> **GIVEN DATA**
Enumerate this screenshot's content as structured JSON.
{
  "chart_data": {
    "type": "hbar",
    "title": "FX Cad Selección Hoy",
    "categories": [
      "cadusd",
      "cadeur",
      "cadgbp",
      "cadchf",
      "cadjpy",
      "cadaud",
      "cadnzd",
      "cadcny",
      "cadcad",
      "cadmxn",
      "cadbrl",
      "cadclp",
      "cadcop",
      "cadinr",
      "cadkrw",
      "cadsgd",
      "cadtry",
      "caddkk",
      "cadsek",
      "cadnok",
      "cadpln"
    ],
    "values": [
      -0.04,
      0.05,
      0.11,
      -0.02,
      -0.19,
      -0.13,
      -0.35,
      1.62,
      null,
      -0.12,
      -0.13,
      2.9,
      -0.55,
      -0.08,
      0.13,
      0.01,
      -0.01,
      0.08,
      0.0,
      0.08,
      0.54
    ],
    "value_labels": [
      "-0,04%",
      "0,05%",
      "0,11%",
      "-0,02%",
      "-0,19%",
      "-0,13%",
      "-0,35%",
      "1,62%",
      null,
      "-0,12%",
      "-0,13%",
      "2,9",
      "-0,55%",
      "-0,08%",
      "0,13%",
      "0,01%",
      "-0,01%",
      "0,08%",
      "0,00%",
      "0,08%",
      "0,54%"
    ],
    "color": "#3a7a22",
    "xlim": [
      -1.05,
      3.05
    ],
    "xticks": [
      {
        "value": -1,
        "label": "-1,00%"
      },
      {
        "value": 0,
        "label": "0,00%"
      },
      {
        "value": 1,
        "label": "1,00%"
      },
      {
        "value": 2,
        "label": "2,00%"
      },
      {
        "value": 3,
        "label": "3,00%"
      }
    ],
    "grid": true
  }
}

> **TASK DETAILS**
All of the entries above should be written out again exactly.

> **OUTPUT**
Enumerate this screenshot's content as structured JSON.
{
  "chart_data": {
    "type": "hbar",
    "title": "FX Cad Selección Hoy",
    "categories": [
      "cadusd",
      "cadeur",
      "cadgbp",
      "cadchf",
      "cadjpy",
      "cadaud",
      "cadnzd",
      "cadcny",
      "cadcad",
      "cadmxn",
      "cadbrl",
      "cadclp",
      "cadcop",
      "cadinr",
      "cadkrw",
      "cadsgd",
      "cadtry",
      "caddkk",
      "cadsek",
      "cadnok",
      "cadpln"
    ],
    "values": [
      -0.04,
      0.05,
      0.11,
      -0.02,
      -0.19,
      -0.13,
      -0.35,
      1.62,
      null,
      -0.12,
      -0.13,
      2.9,
      -0.55,
      -0.08,
      0.13,
      0.01,
      -0.01,
      0.08,
      0.0,
      0.08,
      0.54
    ],
    "value_labels": [
      "-0,04%",
      "0,05%",
      "0,11%",
      "-0,02%",
      "-0,19%",
      "-0,13%",
      "-0,35%",
      "1,62%",
      null,
      "-0,12%",
      "-0,13%",
      "2,9",
      "-0,55%",
      "-0,08%",
      "0,13%",
      "0,01%",
      "-0,01%",
      "0,08%",
      "0,00%",
      "0,08%",
      "0,54%"
    ],
    "color": "#3a7a22",
    "xlim": [
      -1.05,
      3.05
    ],
    "xticks": [
      {
        "value": -1,
        "label": "-1,00%"
      },
      {
        "value": 0,
        "label": "0,00%"
      },
      {
        "value": 1,
        "label": "1,00%"
      },
      {
        "value": 2,
        "label": "2,00%"
      },
      {
        "value": 3,
        "label": "3,00%"
      }
    ],
    "grid": true
  }
}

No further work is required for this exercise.